Your instructions:
Transcribe each line of the material as it is, and drop any picture.
Material to process start
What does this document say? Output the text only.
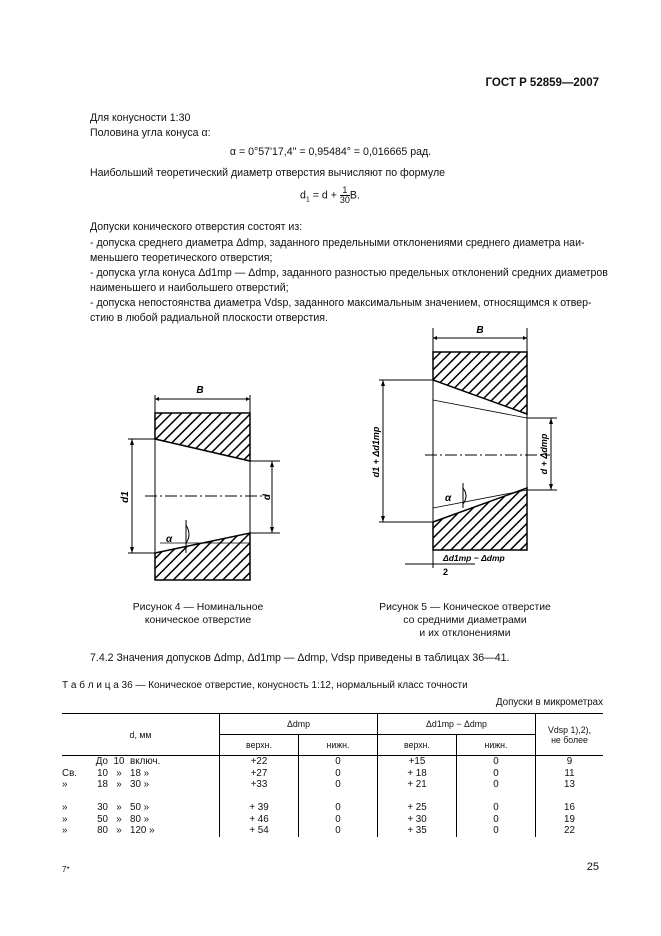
ГОСТ Р 52859—2007
Для конусности 1:30
Половина угла конуса α:
α = 0°57'17,4" = 0,95484° = 0,016665 рад.
Наибольший теоретический диаметр отверстия вычисляют по формуле
$d_1 = d + \frac{1}{30} B$.
Допуски конического отверстия состоят из:
- допуска среднего диаметра Δdmp, заданного предельными отклонениями среднего диаметра наи-
меньшего теоретического отверстия;
- допуска угла конуса Δd1mp — Δdmp, заданного разностью предельных отклонений средних диаметров
наименьшего и наибольшего отверстий;
- допуска непостоянства диаметра Vdsp, заданного максимальным значением, относящимся к отвер-
стию в любой радиальной плоскости отверстия.
B
d1	d
α
Рисунок 4 — Номинальное
коническое отверстие
B
d1 + Δd1mp	d + Δdmp
α
Δd1mp − Δdmp
2
Рисунок 5 — Коническое отверстие
со средними диаметрами
и их отклонениями
7.4.2 Значения допусков Δdmp, Δd1mp — Δdmp, Vdsp приведены в таблицах 36—41.
Т а б л и ц а 36 — Коническое отверстие, конусность 1:12, нормальный класс точности
Допуски в микрометрах
d, мм	Δdmp		Δd1mp − Δdmp		Vdsp 1),2),
не более

	верхн.	нижн.	верхн.	нижн.	
До 10 включ.	+22	0	+15	0	9
Св. 10 » 18 »	+27	0	+ 18	0	11
» 18 » 30 »	+33	0	+ 21	0	13

» 30 » 50 »	+ 39	0	+ 25	0	16
» 50 » 80 »	+ 46	0	+ 30	0	19
» 80 » 120 »	+ 54	0	+ 35	0	22
7*	25
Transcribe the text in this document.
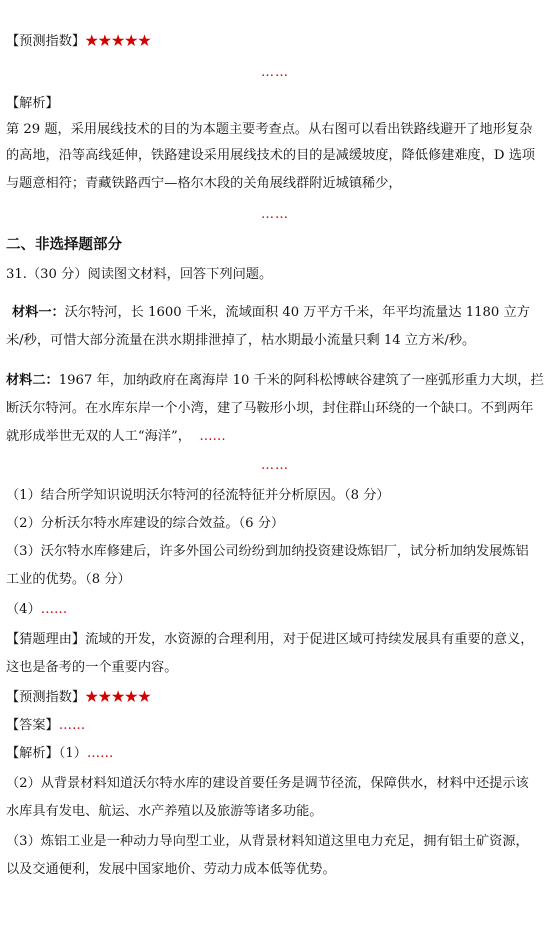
【预测指数】★★★★★
……
【解析】
第 29 题，采用展线技术的目的为本题主要考查点。从右图可以看出铁路线避开了地形复杂
的高地，沿等高线延伸，铁路建设采用展线技术的目的是减缓坡度，降低修建难度，D 选项
与题意相符；青藏铁路西宁—格尔木段的关角展线群附近城镇稀少，
……
二、非选择题部分
31.（30 分）阅读图文材料，回答下列问题。
材料一：沃尔特河，长 1600 千米，流域面积 40 万平方千米，年平均流量达 1180 立方
米/秒，可惜大部分流量在洪水期排泄掉了，枯水期最小流量只剩 14 立方米/秒。
材料二：1967 年，加纳政府在离海岸 10 千米的阿科松博峡谷建筑了一座弧形重力大坝，拦
断沃尔特河。在水库东岸一个小湾，建了马鞍形小坝，封住群山环绕的一个缺口。不到两年
就形成举世无双的人工“海洋”， ……
……
（1）结合所学知识说明沃尔特河的径流特征并分析原因。（8 分）
（2）分析沃尔特水库建设的综合效益。（6 分）
（3）沃尔特水库修建后，许多外国公司纷纷到加纳投资建设炼铝厂，试分析加纳发展炼铝
工业的优势。（8 分）
（4）……
【猜题理由】流域的开发，水资源的合理利用，对于促进区域可持续发展具有重要的意义，
这也是备考的一个重要内容。
【预测指数】★★★★★
【答案】……
【解析】（1）……
（2）从背景材料知道沃尔特水库的建设首要任务是调节径流，保障供水，材料中还提示该
水库具有发电、航运、水产养殖以及旅游等诸多功能。
（3）炼铝工业是一种动力导向型工业，从背景材料知道这里电力充足，拥有铝土矿资源，
以及交通便利，发展中国家地价、劳动力成本低等优势。
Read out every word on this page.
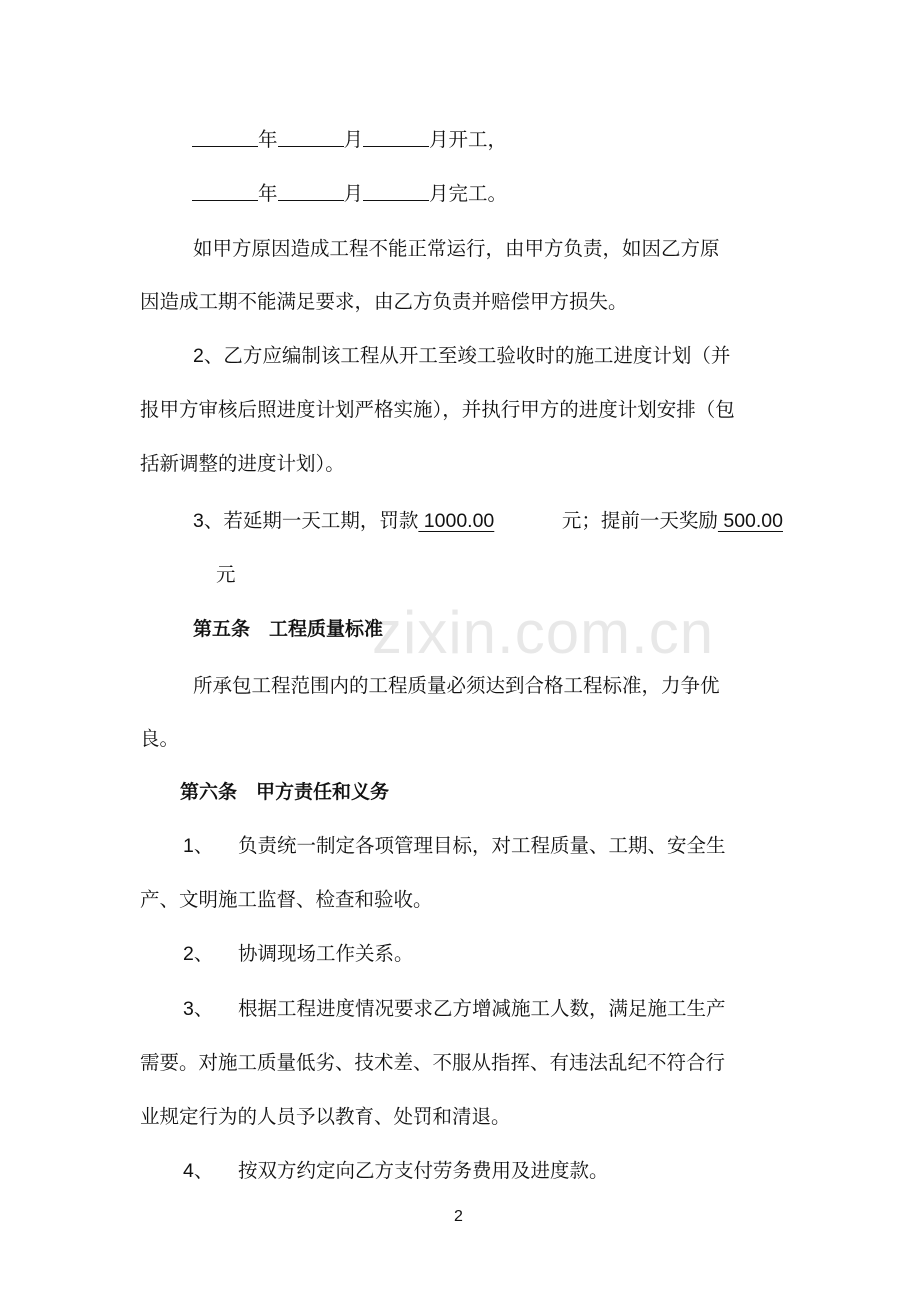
年	月	月开工，
年	月	月完工。
如甲方原因造成工程不能正常运行，由甲方负责，如因乙方原
因造成工期不能满足要求，由乙方负责并赔偿甲方损失。
2、乙方应编制该工程从开工至竣工验收时的施工进度计划（并
报甲方审核后照进度计划严格实施），并执行甲方的进度计划安排（包
括新调整的进度计划）。
3、若延期一天工期，罚款 1000.00	元；提前一天奖励 500.00
元
第五条　工程质量标准
所承包工程范围内的工程质量必须达到合格工程标准，力争优
良。
第六条　甲方责任和义务
1、 负责统一制定各项管理目标，对工程质量、工期、安全生
产、文明施工监督、检查和验收。
2、 协调现场工作关系。
3、 根据工程进度情况要求乙方增减施工人数，满足施工生产
需要。对施工质量低劣、技术差、不服从指挥、有违法乱纪不符合行
业规定行为的人员予以教育、处罚和清退。
4、 按双方约定向乙方支付劳务费用及进度款。
zixin.com.cn
2
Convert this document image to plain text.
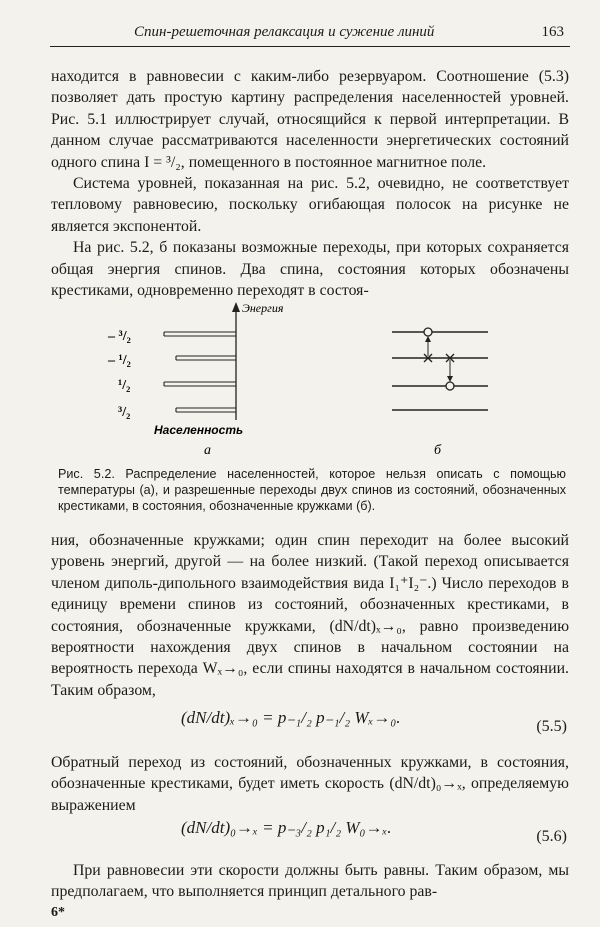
Спин-решеточная релаксация и сужение линий	163

находится в равновесии с каким-либо резервуаром. Соотношение (5.3) позволяет дать простую картину распределения населенностей уровней. Рис. 5.1 иллюстрирует случай, относящийся к первой интерпретации. В данном случае рассматриваются населенности энергетических состояний одного спина I = ³/₂, помещенного в постоянное магнитное поле.

Система уровней, показанная на рис. 5.2, очевидно, не соответствует тепловому равновесию, поскольку огибающая полосок на рисунке не является экспонентой.

На рис. 5.2, б показаны возможные переходы, при которых сохраняется общая энергия спинов. Два спина, состояния которых обозначены крестиками, одновременно переходят в состоя-

Энергия
– ³/₂
– ¹/₂
¹/₂
³/₂
Населенность
а	б
Рис. 5.2. Распределение населенностей, которое нельзя описать с помощью температуры (а), и разрешенные переходы двух спинов из состояний, обозначенных крестиками, в состояния, обозначенные кружками (б).

ния, обозначенные кружками; один спин переходит на более высокий уровень энергий, другой — на более низкий. (Такой переход описывается членом диполь-дипольного взаимодействия вида I₁⁺I₂⁻.) Число переходов в единицу времени спинов из состояний, обозначенных крестиками, в состояния, обозначенные кружками, (dN/dt)ₓ→₀, равно произведению вероятности нахождения двух спинов в начальном состоянии на вероятность перехода Wₓ→₀, если спины находятся в начальном состоянии. Таким образом,

(dN/dt)ₓ→₀ = p₋₁/₂ p₋₁/₂ Wₓ→₀.	(5.5)

Обратный переход из состояний, обозначенных кружками, в состояния, обозначенные крестиками, будет иметь скорость (dN/dt)₀→ₓ, определяемую выражением

(dN/dt)₀→ₓ = p₋₃/₂ p₁/₂ W₀→ₓ.	(5.6)

При равновесии эти скорости должны быть равны. Таким образом, мы предполагаем, что выполняется принцип детального рав-

6*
Material to process end
Answer to this task:
What does this document say? Output the text only.
ГОСТ Р 52859—2007
Для конусности 1:30
Половина угла конуса α:
α = 0°57'17,4" = 0,95484° = 0,016665 рад.
Наибольший теоретический диаметр отверстия вычисляют по формуле
$d_1 = d + \frac{1}{30} B$.
Допуски конического отверстия состоят из:
- допуска среднего диаметра Δdmp, заданного предельными отклонениями среднего диаметра наи-
меньшего теоретического отверстия;
- допуска угла конуса Δd1mp — Δdmp, заданного разностью предельных отклонений средних диаметров
наименьшего и наибольшего отверстий;
- допуска непостоянства диаметра Vdsp, заданного максимальным значением, относящимся к отвер-
стию в любой радиальной плоскости отверстия.
B
d1	d
α
Рисунок 4 — Номинальное
коническое отверстие
B
d1 + Δd1mp	d + Δdmp
α
Δd1mp − Δdmp
2
Рисунок 5 — Коническое отверстие
со средними диаметрами
и их отклонениями
7.4.2 Значения допусков Δdmp, Δd1mp — Δdmp, Vdsp приведены в таблицах 36—41.
Т а б л и ц а 36 — Коническое отверстие, конусность 1:12, нормальный класс точности
Допуски в микрометрах
d, мм	Δdmp		Δd1mp − Δdmp		Vdsp 1),2),
не более

	верхн.	нижн.	верхн.	нижн.	
До 10 включ.	+22	0	+15	0	9
Св. 10 » 18 »	+27	0	+ 18	0	11
» 18 » 30 »	+33	0	+ 21	0	13

» 30 » 50 »	+ 39	0	+ 25	0	16
» 50 » 80 »	+ 46	0	+ 30	0	19
» 80 » 120 »	+ 54	0	+ 35	0	22
7*	25
Transcribe the text in this document.
【预测指数】★★★★★
……
【解析】
第 29 题，采用展线技术的目的为本题主要考查点。从右图可以看出铁路线避开了地形复杂
的高地，沿等高线延伸，铁路建设采用展线技术的目的是减缓坡度，降低修建难度，D 选项
与题意相符；青藏铁路西宁—格尔木段的关角展线群附近城镇稀少，
……
二、非选择题部分
31.（30 分）阅读图文材料，回答下列问题。
材料一：沃尔特河，长 1600 千米，流域面积 40 万平方千米，年平均流量达 1180 立方
米/秒，可惜大部分流量在洪水期排泄掉了，枯水期最小流量只剩 14 立方米/秒。
材料二：1967 年，加纳政府在离海岸 10 千米的阿科松博峡谷建筑了一座弧形重力大坝，拦
断沃尔特河。在水库东岸一个小湾，建了马鞍形小坝，封住群山环绕的一个缺口。不到两年
就形成举世无双的人工“海洋”， ……
……
（1）结合所学知识说明沃尔特河的径流特征并分析原因。（8 分）
（2）分析沃尔特水库建设的综合效益。（6 分）
（3）沃尔特水库修建后，许多外国公司纷纷到加纳投资建设炼铝厂，试分析加纳发展炼铝
工业的优势。（8 分）
（4）……
【猜题理由】流域的开发，水资源的合理利用，对于促进区域可持续发展具有重要的意义，
这也是备考的一个重要内容。
【预测指数】★★★★★
【答案】……
【解析】（1）……
（2）从背景材料知道沃尔特水库的建设首要任务是调节径流，保障供水，材料中还提示该
水库具有发电、航运、水产养殖以及旅游等诸多功能。
（3）炼铝工业是一种动力导向型工业，从背景材料知道这里电力充足，拥有铝土矿资源，
以及交通便利，发展中国家地价、劳动力成本低等优势。
Read out every word on this page.
年	月	月开工，
年	月	月完工。
如甲方原因造成工程不能正常运行，由甲方负责，如因乙方原
因造成工期不能满足要求，由乙方负责并赔偿甲方损失。
2、乙方应编制该工程从开工至竣工验收时的施工进度计划（并
报甲方审核后照进度计划严格实施），并执行甲方的进度计划安排（包
括新调整的进度计划）。
3、若延期一天工期，罚款 1000.00	元；提前一天奖励 500.00
元
第五条　工程质量标准
所承包工程范围内的工程质量必须达到合格工程标准，力争优
良。
第六条　甲方责任和义务
1、 负责统一制定各项管理目标，对工程质量、工期、安全生
产、文明施工监督、检查和验收。
2、 协调现场工作关系。
3、 根据工程进度情况要求乙方增减施工人数，满足施工生产
需要。对施工质量低劣、技术差、不服从指挥、有违法乱纪不符合行
业规定行为的人员予以教育、处罚和清退。
4、 按双方约定向乙方支付劳务费用及进度款。
zixin.com.cn
2
Convert this document image to plain text.
Спин-решеточная релаксация и сужение линий	163

находится в равновесии с каким-либо резервуаром. Соотношение (5.3) позволяет дать простую картину распределения населенностей уровней. Рис. 5.1 иллюстрирует случай, относящийся к первой интерпретации. В данном случае рассматриваются населенности энергетических состояний одного спина I = ³/₂, помещенного в постоянное магнитное поле.

Система уровней, показанная на рис. 5.2, очевидно, не соответствует тепловому равновесию, поскольку огибающая полосок на рисунке не является экспонентой.

На рис. 5.2, б показаны возможные переходы, при которых сохраняется общая энергия спинов. Два спина, состояния которых обозначены крестиками, одновременно переходят в состоя-

Энергия
– ³/₂
– ¹/₂
¹/₂
³/₂
Населенность
а	б
Рис. 5.2. Распределение населенностей, которое нельзя описать с помощью температуры (а), и разрешенные переходы двух спинов из состояний, обозначенных крестиками, в состояния, обозначенные кружками (б).

ния, обозначенные кружками; один спин переходит на более высокий уровень энергий, другой — на более низкий. (Такой переход описывается членом диполь-дипольного взаимодействия вида I₁⁺I₂⁻.) Число переходов в единицу времени спинов из состояний, обозначенных крестиками, в состояния, обозначенные кружками, (dN/dt)ₓ→₀, равно произведению вероятности нахождения двух спинов в начальном состоянии на вероятность перехода Wₓ→₀, если спины находятся в начальном состоянии. Таким образом,

(dN/dt)ₓ→₀ = p₋₁/₂ p₋₁/₂ Wₓ→₀.	(5.5)

Обратный переход из состояний, обозначенных кружками, в состояния, обозначенные крестиками, будет иметь скорость (dN/dt)₀→ₓ, определяемую выражением

(dN/dt)₀→ₓ = p₋₃/₂ p₁/₂ W₀→ₓ.	(5.6)

При равновесии эти скорости должны быть равны. Таким образом, мы предполагаем, что выполняется принцип детального рав-

6*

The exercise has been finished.